• _Problem to work on_
Repeat only the lines below from the one that contains "Decode this image" through the final line, exactly. Omit pictures.

• _Dataset content_

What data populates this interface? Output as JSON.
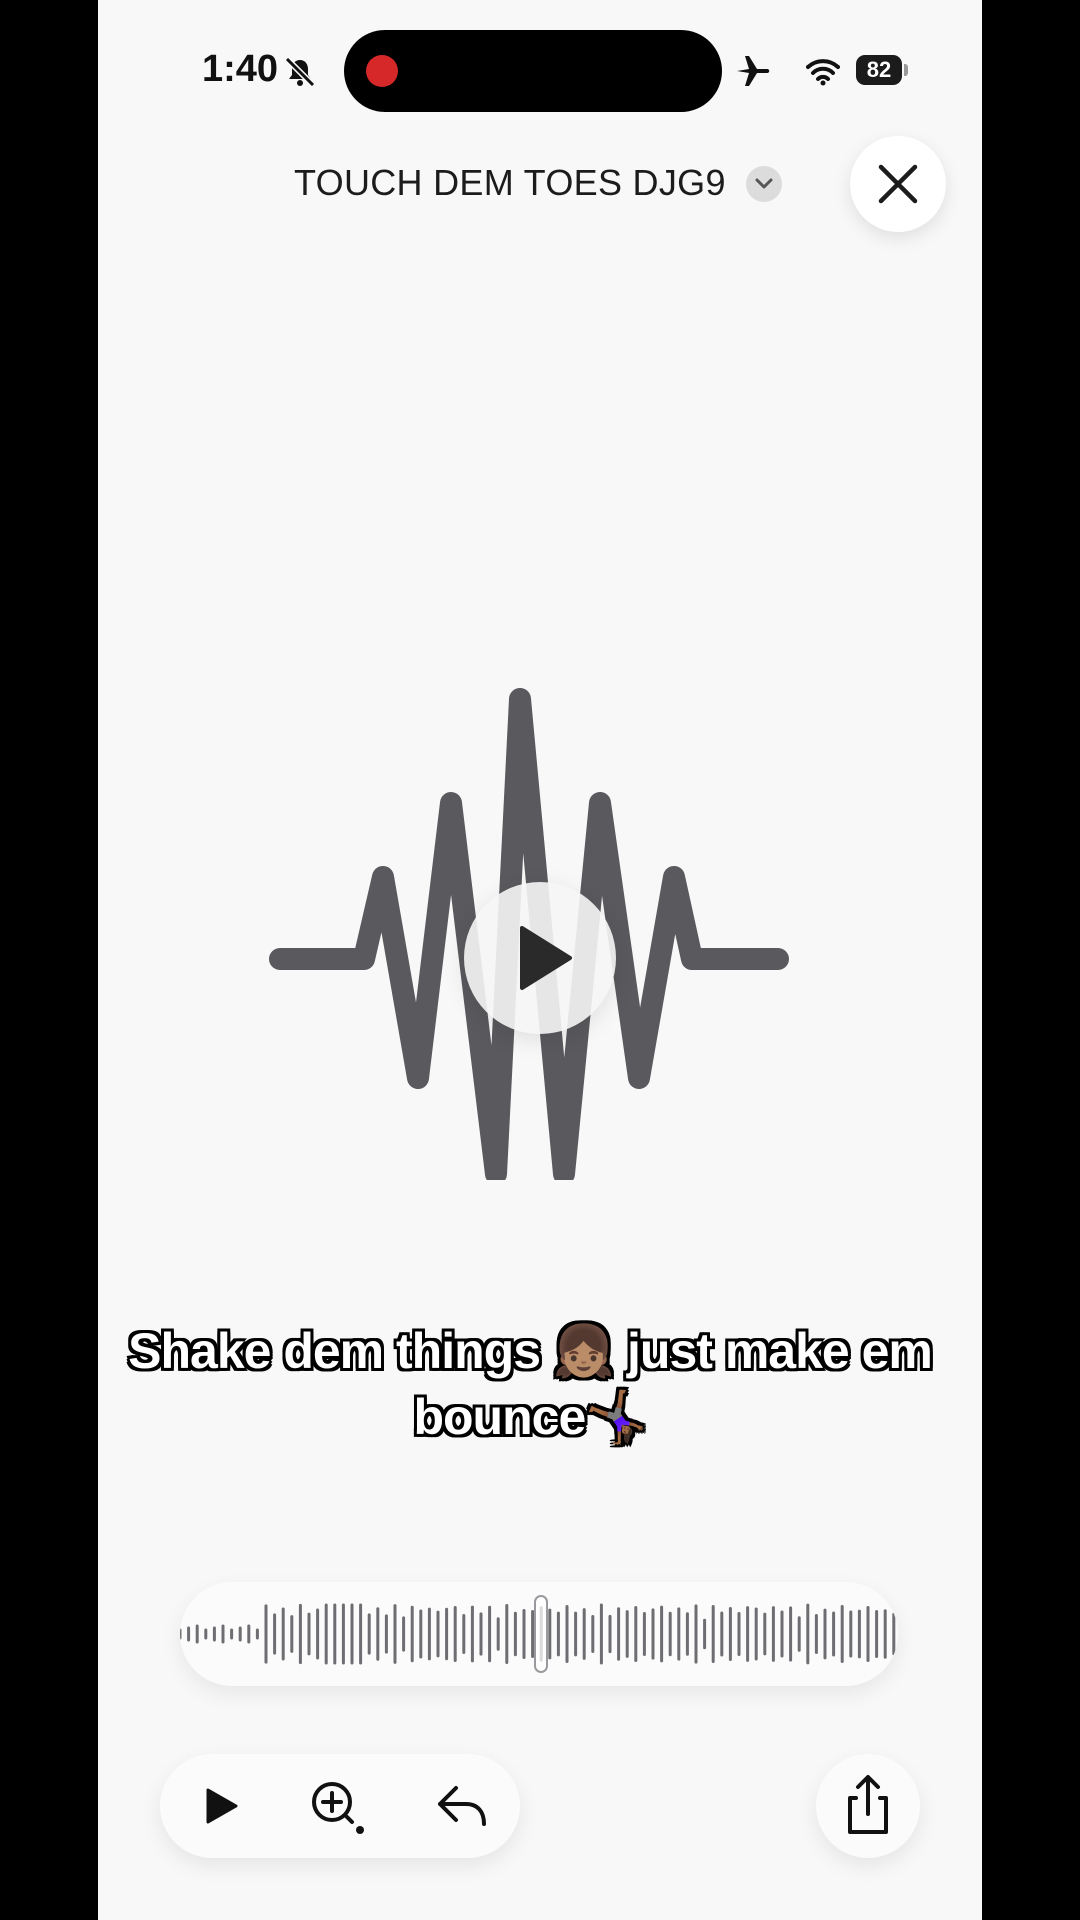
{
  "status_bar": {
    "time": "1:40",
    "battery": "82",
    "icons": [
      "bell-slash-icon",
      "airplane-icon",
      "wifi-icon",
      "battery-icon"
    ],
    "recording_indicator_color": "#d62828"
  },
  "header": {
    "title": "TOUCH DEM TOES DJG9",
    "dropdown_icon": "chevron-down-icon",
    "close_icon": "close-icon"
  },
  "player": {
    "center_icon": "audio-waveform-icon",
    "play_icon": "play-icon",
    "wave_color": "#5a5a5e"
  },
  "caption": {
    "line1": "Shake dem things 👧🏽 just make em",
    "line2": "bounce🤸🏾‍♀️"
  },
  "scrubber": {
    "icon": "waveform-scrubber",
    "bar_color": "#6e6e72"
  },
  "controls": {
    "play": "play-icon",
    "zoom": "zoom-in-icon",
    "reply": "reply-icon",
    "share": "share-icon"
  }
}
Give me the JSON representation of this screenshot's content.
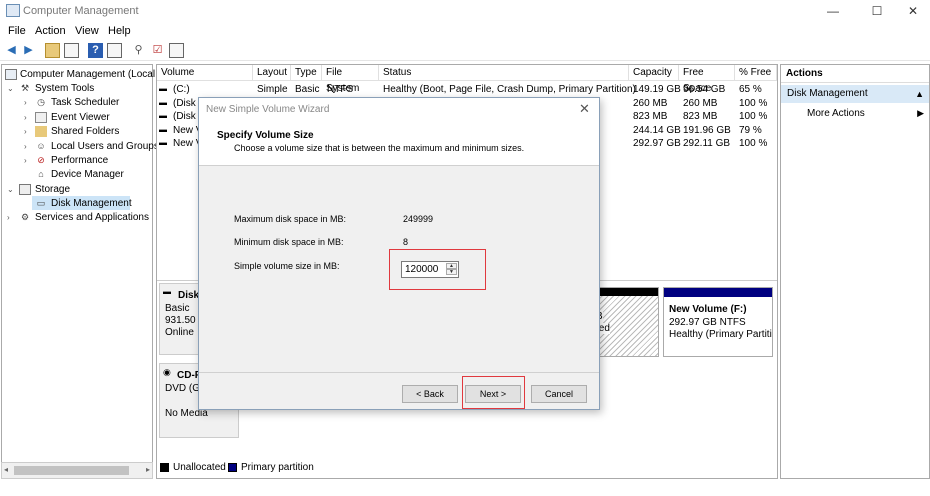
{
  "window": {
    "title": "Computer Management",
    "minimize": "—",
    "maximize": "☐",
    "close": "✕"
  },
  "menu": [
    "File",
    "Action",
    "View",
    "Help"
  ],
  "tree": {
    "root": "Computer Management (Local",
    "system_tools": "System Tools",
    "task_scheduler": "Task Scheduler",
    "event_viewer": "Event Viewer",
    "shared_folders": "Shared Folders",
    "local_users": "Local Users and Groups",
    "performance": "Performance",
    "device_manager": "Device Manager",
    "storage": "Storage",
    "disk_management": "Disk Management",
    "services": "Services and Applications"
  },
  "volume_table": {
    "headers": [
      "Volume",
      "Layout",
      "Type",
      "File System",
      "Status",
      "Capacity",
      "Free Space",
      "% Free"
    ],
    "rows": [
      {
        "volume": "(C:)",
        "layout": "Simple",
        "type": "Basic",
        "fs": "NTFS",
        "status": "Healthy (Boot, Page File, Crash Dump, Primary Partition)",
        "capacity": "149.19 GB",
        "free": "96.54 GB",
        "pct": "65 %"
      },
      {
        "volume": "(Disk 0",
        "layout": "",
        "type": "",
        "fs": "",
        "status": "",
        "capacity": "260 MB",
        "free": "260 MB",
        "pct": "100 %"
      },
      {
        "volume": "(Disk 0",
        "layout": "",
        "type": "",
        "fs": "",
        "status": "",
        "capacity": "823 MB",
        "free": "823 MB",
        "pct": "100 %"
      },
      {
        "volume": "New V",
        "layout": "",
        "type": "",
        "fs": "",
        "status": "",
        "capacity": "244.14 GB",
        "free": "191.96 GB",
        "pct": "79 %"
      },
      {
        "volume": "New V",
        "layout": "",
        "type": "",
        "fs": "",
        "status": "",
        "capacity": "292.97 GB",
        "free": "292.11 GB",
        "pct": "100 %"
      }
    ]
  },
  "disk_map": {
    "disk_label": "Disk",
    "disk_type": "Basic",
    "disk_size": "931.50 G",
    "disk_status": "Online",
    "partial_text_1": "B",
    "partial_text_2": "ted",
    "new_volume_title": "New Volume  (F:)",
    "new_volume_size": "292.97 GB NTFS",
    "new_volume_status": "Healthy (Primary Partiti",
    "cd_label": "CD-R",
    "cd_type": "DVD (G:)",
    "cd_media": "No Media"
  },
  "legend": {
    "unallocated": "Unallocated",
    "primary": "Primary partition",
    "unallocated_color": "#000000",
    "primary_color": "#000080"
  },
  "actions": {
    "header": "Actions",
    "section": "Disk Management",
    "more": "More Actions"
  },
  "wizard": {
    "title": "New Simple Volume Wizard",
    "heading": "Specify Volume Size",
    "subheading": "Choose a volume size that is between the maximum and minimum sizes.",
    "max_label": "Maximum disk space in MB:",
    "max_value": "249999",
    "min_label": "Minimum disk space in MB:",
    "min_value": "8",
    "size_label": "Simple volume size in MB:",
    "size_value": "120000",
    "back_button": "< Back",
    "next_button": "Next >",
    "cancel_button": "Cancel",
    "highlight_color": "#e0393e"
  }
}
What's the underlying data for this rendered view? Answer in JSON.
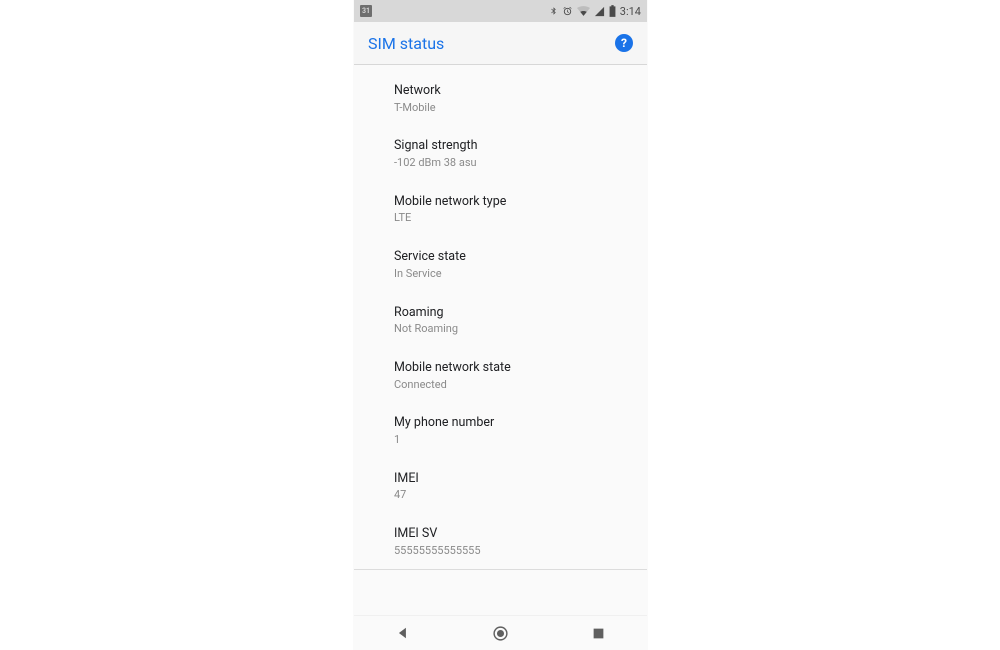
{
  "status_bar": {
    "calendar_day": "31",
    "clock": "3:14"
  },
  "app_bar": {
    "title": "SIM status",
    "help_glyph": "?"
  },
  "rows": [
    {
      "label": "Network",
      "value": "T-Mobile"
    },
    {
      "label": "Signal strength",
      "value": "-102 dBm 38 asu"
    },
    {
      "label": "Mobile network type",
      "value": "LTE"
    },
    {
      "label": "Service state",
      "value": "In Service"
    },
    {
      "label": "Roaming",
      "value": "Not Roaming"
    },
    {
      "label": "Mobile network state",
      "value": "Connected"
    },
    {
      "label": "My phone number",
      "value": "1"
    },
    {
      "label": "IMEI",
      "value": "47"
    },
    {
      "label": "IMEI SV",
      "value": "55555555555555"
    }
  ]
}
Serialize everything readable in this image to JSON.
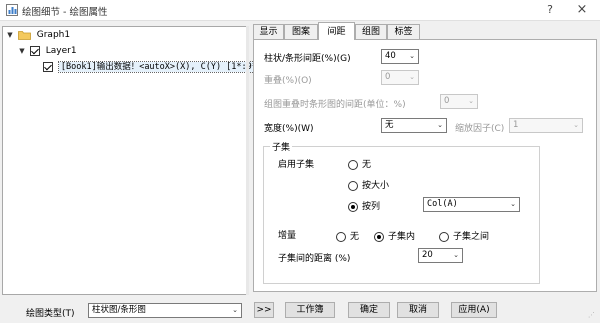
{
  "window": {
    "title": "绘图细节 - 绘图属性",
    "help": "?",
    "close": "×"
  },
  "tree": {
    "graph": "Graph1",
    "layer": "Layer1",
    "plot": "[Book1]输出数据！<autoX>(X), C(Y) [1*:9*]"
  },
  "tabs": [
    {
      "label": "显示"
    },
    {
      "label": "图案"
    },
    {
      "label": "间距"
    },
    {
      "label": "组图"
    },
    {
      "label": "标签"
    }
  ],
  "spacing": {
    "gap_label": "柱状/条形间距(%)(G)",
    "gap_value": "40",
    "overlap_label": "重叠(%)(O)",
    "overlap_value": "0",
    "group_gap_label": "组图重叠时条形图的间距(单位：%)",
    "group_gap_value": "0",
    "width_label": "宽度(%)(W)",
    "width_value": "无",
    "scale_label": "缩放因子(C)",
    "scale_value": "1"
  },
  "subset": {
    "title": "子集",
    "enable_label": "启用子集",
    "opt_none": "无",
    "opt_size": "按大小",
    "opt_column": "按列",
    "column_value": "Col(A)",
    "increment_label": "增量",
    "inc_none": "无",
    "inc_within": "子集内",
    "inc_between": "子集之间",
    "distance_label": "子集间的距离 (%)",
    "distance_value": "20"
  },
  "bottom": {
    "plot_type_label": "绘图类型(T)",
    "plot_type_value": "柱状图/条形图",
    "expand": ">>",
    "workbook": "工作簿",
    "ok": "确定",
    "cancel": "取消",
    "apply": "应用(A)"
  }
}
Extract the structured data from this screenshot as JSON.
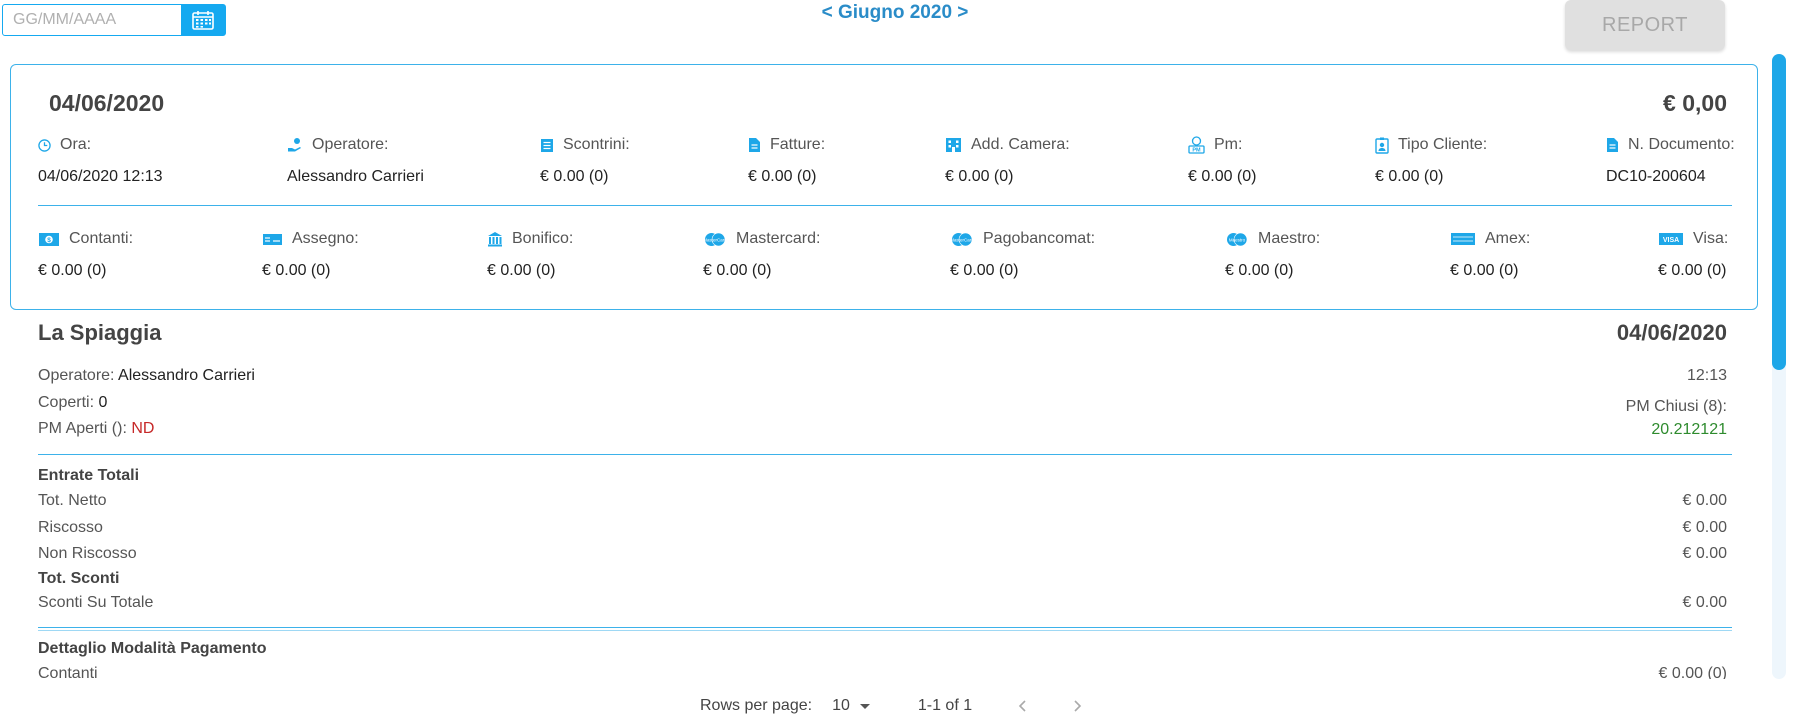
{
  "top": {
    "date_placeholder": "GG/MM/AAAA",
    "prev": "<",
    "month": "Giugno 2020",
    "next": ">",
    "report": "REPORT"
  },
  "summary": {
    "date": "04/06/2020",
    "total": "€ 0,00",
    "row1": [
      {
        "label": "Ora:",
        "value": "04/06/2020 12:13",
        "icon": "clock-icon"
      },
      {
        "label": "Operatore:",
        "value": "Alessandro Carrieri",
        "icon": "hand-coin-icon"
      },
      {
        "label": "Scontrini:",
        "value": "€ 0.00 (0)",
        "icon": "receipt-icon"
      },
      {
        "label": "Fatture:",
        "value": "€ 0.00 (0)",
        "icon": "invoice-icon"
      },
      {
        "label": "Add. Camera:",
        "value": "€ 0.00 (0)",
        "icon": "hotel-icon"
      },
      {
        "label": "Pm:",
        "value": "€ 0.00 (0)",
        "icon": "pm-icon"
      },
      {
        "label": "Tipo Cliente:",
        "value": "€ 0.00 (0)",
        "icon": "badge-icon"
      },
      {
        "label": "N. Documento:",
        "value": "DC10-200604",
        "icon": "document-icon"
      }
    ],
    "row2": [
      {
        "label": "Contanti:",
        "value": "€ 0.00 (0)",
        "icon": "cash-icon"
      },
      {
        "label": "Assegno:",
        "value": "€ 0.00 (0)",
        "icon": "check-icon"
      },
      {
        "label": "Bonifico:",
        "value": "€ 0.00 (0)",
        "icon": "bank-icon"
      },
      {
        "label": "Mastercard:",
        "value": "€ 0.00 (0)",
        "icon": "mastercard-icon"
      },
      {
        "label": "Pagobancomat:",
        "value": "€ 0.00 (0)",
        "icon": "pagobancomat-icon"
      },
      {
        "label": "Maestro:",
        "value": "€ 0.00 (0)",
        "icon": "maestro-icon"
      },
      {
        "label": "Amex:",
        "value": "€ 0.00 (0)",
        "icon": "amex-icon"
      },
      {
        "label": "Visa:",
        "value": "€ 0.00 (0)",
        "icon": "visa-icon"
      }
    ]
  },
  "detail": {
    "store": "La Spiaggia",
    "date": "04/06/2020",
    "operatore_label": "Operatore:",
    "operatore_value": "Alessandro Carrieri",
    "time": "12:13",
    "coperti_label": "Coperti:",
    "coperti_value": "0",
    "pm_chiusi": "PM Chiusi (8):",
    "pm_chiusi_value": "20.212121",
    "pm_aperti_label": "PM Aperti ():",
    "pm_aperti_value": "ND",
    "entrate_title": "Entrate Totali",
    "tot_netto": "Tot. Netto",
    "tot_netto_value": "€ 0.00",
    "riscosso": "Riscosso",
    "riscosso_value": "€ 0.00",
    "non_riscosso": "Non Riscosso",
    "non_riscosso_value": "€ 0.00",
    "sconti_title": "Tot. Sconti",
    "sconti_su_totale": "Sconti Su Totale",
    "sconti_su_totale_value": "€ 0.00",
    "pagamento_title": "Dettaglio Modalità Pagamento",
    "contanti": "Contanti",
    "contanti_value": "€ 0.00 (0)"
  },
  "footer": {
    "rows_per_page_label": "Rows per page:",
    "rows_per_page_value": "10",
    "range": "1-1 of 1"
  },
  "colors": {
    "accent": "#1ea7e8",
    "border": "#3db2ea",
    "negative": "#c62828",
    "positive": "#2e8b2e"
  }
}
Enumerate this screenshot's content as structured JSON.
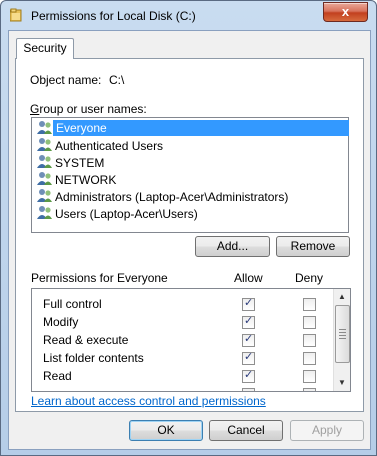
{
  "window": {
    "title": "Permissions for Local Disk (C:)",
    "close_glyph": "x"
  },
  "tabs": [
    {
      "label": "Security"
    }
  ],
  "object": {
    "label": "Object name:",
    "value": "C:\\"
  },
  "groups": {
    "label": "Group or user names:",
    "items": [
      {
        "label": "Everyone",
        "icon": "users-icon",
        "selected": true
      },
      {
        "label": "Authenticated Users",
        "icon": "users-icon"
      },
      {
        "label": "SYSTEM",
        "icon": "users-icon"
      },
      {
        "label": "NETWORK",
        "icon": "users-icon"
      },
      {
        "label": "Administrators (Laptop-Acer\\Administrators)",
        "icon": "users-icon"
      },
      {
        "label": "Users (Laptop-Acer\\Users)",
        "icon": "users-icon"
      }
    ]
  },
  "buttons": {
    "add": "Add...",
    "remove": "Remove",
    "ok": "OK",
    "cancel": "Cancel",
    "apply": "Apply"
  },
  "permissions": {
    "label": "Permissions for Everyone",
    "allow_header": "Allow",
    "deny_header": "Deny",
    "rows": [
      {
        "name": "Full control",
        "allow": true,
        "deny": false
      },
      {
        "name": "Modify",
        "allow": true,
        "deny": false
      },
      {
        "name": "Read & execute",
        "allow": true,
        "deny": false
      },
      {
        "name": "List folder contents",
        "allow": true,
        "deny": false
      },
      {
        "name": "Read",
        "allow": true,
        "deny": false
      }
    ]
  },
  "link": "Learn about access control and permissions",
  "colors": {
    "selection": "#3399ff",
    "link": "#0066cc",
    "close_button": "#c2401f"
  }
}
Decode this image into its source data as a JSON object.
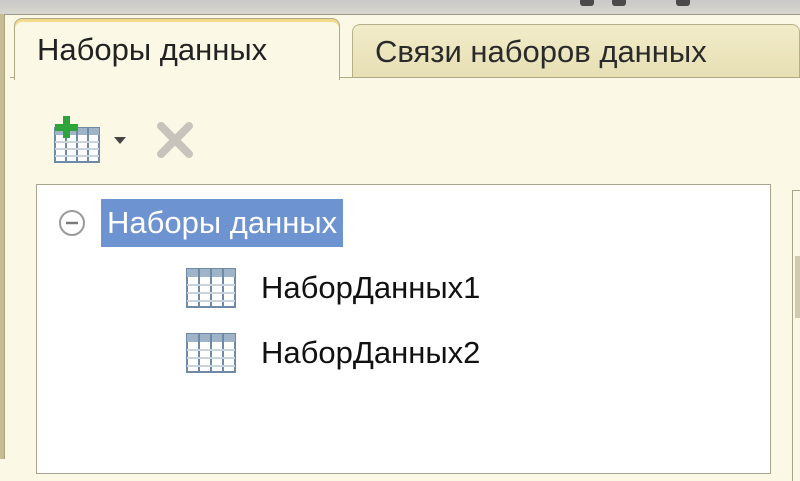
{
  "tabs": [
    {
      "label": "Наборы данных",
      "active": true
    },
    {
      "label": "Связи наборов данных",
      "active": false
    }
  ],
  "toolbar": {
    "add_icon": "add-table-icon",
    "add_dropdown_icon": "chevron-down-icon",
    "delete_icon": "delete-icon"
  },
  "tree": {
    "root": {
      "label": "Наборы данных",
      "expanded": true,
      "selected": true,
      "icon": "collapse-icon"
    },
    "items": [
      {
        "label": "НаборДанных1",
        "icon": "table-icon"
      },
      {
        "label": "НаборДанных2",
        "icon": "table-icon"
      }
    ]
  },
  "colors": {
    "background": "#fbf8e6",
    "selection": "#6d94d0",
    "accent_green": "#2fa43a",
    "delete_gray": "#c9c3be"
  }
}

• _Written response_
Decode this image into its source data as a JSON object.
{
  "tabs": [
    {
      "label": "Наборы данных",
      "active": true
    },
    {
      "label": "Связи наборов данных",
      "active": false
    }
  ],
  "toolbar": {
    "add_icon": "add-table-icon",
    "add_dropdown_icon": "chevron-down-icon",
    "delete_icon": "delete-icon"
  },
  "tree": {
    "root": {
      "label": "Наборы данных",
      "expanded": true,
      "selected": true,
      "icon": "collapse-icon"
    },
    "items": [
      {
        "label": "НаборДанных1",
        "icon": "table-icon"
      },
      {
        "label": "НаборДанных2",
        "icon": "table-icon"
      }
    ]
  },
  "colors": {
    "background": "#fbf8e6",
    "selection": "#6d94d0",
    "accent_green": "#2fa43a",
    "delete_gray": "#c9c3be"
  }
}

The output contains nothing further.